Available records
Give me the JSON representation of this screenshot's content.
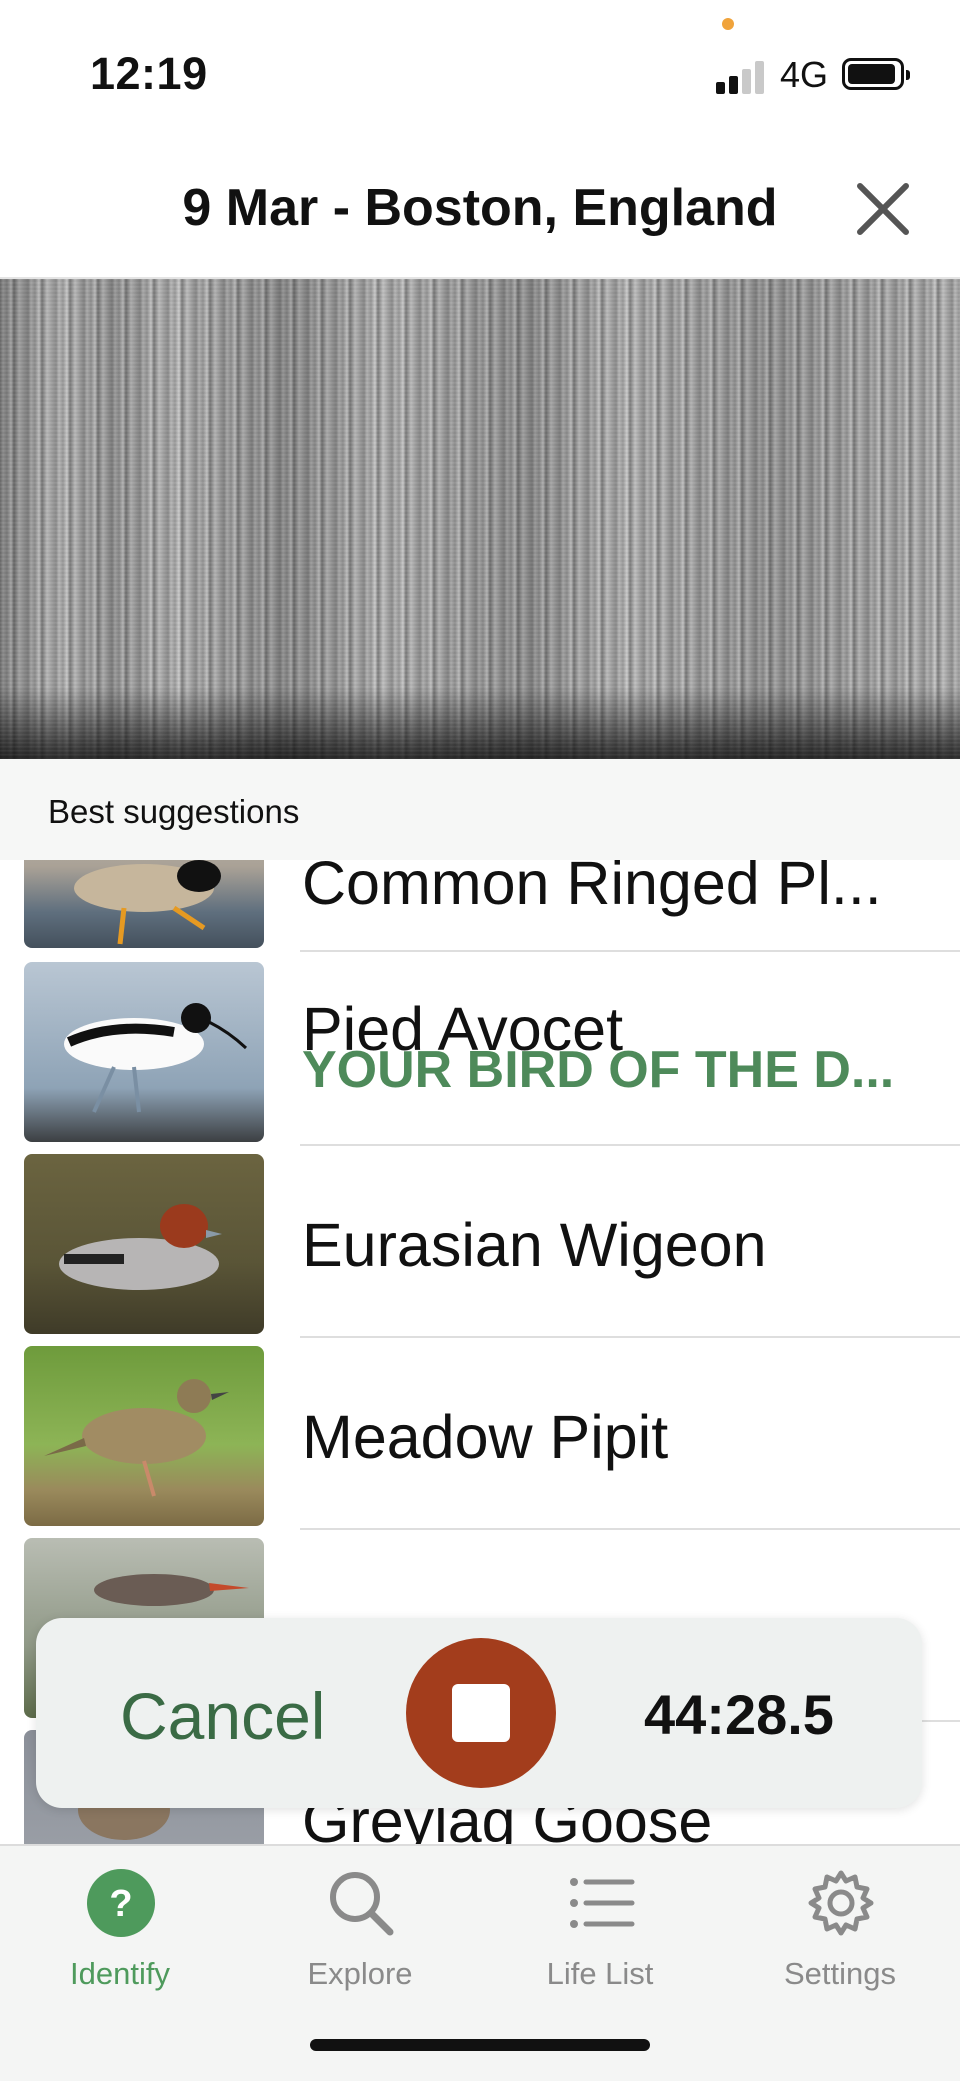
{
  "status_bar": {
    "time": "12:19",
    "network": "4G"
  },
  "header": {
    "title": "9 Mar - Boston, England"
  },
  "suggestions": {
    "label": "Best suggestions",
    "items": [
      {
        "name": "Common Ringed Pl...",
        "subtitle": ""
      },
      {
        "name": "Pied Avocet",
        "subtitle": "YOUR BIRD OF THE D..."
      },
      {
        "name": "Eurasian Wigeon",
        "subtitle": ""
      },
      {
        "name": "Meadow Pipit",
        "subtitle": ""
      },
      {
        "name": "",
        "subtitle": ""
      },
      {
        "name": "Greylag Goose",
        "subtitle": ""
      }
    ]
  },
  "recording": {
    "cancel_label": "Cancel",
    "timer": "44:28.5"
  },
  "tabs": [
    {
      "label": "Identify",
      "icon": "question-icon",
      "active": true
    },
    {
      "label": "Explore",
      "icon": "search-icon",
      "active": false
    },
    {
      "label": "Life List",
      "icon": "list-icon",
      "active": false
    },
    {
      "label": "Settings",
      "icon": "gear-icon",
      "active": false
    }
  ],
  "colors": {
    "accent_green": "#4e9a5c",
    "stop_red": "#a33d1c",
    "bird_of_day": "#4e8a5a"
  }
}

Aim
Write out the whole listing exactly, and drop the pictures.

Response to this task
Give me the JSON representation of this screenshot's content.
{
  "status_bar": {
    "time": "12:19",
    "network": "4G"
  },
  "header": {
    "title": "9 Mar - Boston, England"
  },
  "suggestions": {
    "label": "Best suggestions",
    "items": [
      {
        "name": "Common Ringed Pl...",
        "subtitle": ""
      },
      {
        "name": "Pied Avocet",
        "subtitle": "YOUR BIRD OF THE D..."
      },
      {
        "name": "Eurasian Wigeon",
        "subtitle": ""
      },
      {
        "name": "Meadow Pipit",
        "subtitle": ""
      },
      {
        "name": "",
        "subtitle": ""
      },
      {
        "name": "Greylag Goose",
        "subtitle": ""
      }
    ]
  },
  "recording": {
    "cancel_label": "Cancel",
    "timer": "44:28.5"
  },
  "tabs": [
    {
      "label": "Identify",
      "icon": "question-icon",
      "active": true
    },
    {
      "label": "Explore",
      "icon": "search-icon",
      "active": false
    },
    {
      "label": "Life List",
      "icon": "list-icon",
      "active": false
    },
    {
      "label": "Settings",
      "icon": "gear-icon",
      "active": false
    }
  ],
  "colors": {
    "accent_green": "#4e9a5c",
    "stop_red": "#a33d1c",
    "bird_of_day": "#4e8a5a"
  }
}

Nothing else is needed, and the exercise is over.